>> START EXERCISE MATERIAL

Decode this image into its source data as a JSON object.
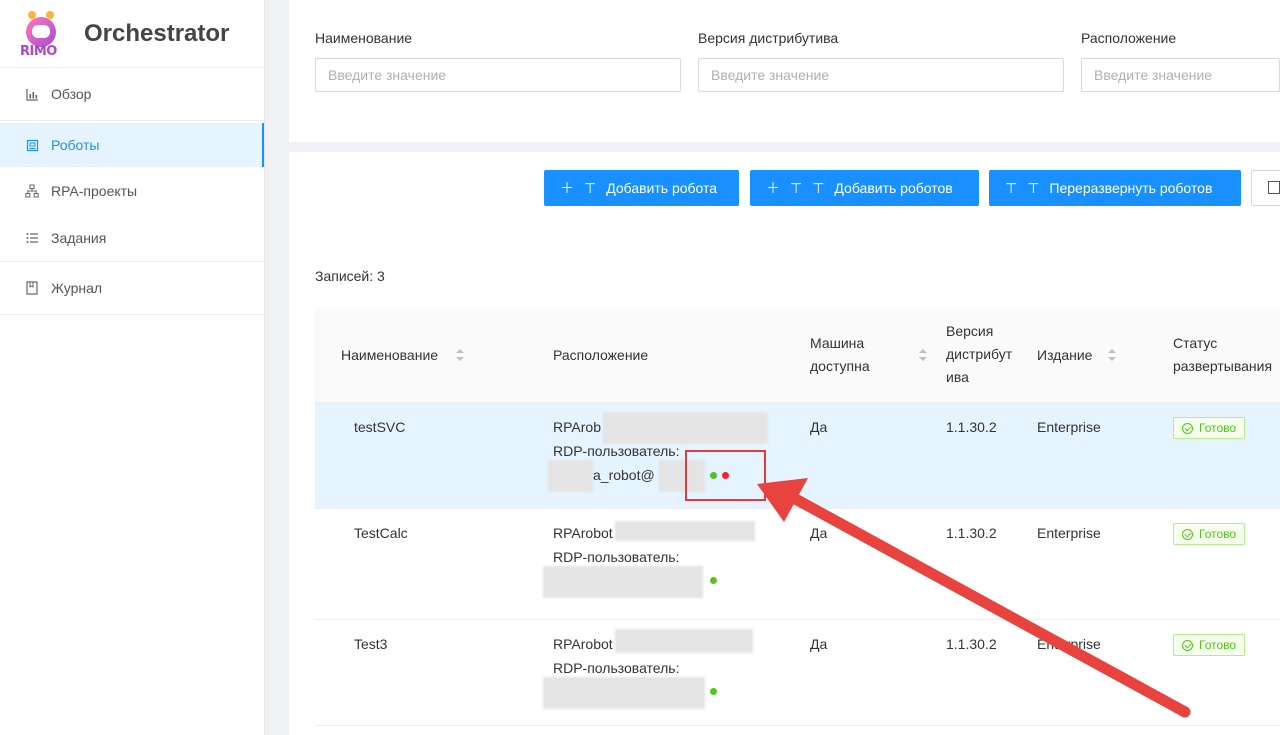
{
  "app": {
    "title": "Orchestrator",
    "logo_text": "RIMO"
  },
  "sidebar": {
    "items": [
      {
        "label": "Обзор",
        "icon": "bar-chart-icon"
      },
      {
        "label": "Роботы",
        "icon": "robot-icon",
        "active": true
      },
      {
        "label": "RPA-проекты",
        "icon": "hierarchy-icon"
      },
      {
        "label": "Задания",
        "icon": "list-icon"
      },
      {
        "label": "Журнал",
        "icon": "journal-icon"
      }
    ]
  },
  "filters": [
    {
      "label": "Наименование",
      "placeholder": "Введите значение"
    },
    {
      "label": "Версия дистрибутива",
      "placeholder": "Введите значение"
    },
    {
      "label": "Расположение",
      "placeholder": "Введите значение"
    }
  ],
  "toolbar": {
    "add_robot": "Добавить робота",
    "add_robots": "Добавить роботов",
    "redeploy": "Переразвернуть роботов"
  },
  "records": "Записей: 3",
  "table": {
    "headers": {
      "name": "Наименование",
      "location": "Расположение",
      "machine_l1": "Машина",
      "machine_l2": "доступна",
      "version_l1": "Версия",
      "version_l2": "дистрибут",
      "version_l3": "ива",
      "edition": "Издание",
      "status_l1": "Статус",
      "status_l2": "развертывания"
    },
    "rows": [
      {
        "name": "testSVC",
        "loc1": "RPArob",
        "loc2": "RDP-пользователь:",
        "loc3": "a_robot@",
        "machine": "Да",
        "version": "1.1.30.2",
        "edition": "Enterprise",
        "status": "Готово"
      },
      {
        "name": "TestCalc",
        "loc1": "RPArobot",
        "loc2": "RDP-пользователь:",
        "loc3": "",
        "machine": "Да",
        "version": "1.1.30.2",
        "edition": "Enterprise",
        "status": "Готово"
      },
      {
        "name": "Test3",
        "loc1": "RPArobot",
        "loc2": "RDP-пользователь:",
        "loc3": "",
        "machine": "Да",
        "version": "1.1.30.2",
        "edition": "Enterprise",
        "status": "Готово"
      }
    ]
  },
  "colors": {
    "primary": "#1890ff",
    "success": "#52c41a",
    "danger": "#f5222d",
    "annotation": "#e23b3b"
  }
}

>> END EXERCISE MATERIAL

BRIEF:
Extract all the data above exactly, excluding every picture.

SOLUTION TO THIS PROBLEM:
Decode this image into its source data as a JSON object.
{
  "app": {
    "title": "Orchestrator",
    "logo_text": "RIMO"
  },
  "sidebar": {
    "items": [
      {
        "label": "Обзор",
        "icon": "bar-chart-icon"
      },
      {
        "label": "Роботы",
        "icon": "robot-icon",
        "active": true
      },
      {
        "label": "RPA-проекты",
        "icon": "hierarchy-icon"
      },
      {
        "label": "Задания",
        "icon": "list-icon"
      },
      {
        "label": "Журнал",
        "icon": "journal-icon"
      }
    ]
  },
  "filters": [
    {
      "label": "Наименование",
      "placeholder": "Введите значение"
    },
    {
      "label": "Версия дистрибутива",
      "placeholder": "Введите значение"
    },
    {
      "label": "Расположение",
      "placeholder": "Введите значение"
    }
  ],
  "toolbar": {
    "add_robot": "Добавить робота",
    "add_robots": "Добавить роботов",
    "redeploy": "Переразвернуть роботов"
  },
  "records": "Записей: 3",
  "table": {
    "headers": {
      "name": "Наименование",
      "location": "Расположение",
      "machine_l1": "Машина",
      "machine_l2": "доступна",
      "version_l1": "Версия",
      "version_l2": "дистрибут",
      "version_l3": "ива",
      "edition": "Издание",
      "status_l1": "Статус",
      "status_l2": "развертывания"
    },
    "rows": [
      {
        "name": "testSVC",
        "loc1": "RPArob",
        "loc2": "RDP-пользователь:",
        "loc3": "a_robot@",
        "machine": "Да",
        "version": "1.1.30.2",
        "edition": "Enterprise",
        "status": "Готово"
      },
      {
        "name": "TestCalc",
        "loc1": "RPArobot",
        "loc2": "RDP-пользователь:",
        "loc3": "",
        "machine": "Да",
        "version": "1.1.30.2",
        "edition": "Enterprise",
        "status": "Готово"
      },
      {
        "name": "Test3",
        "loc1": "RPArobot",
        "loc2": "RDP-пользователь:",
        "loc3": "",
        "machine": "Да",
        "version": "1.1.30.2",
        "edition": "Enterprise",
        "status": "Готово"
      }
    ]
  },
  "colors": {
    "primary": "#1890ff",
    "success": "#52c41a",
    "danger": "#f5222d",
    "annotation": "#e23b3b"
  }
}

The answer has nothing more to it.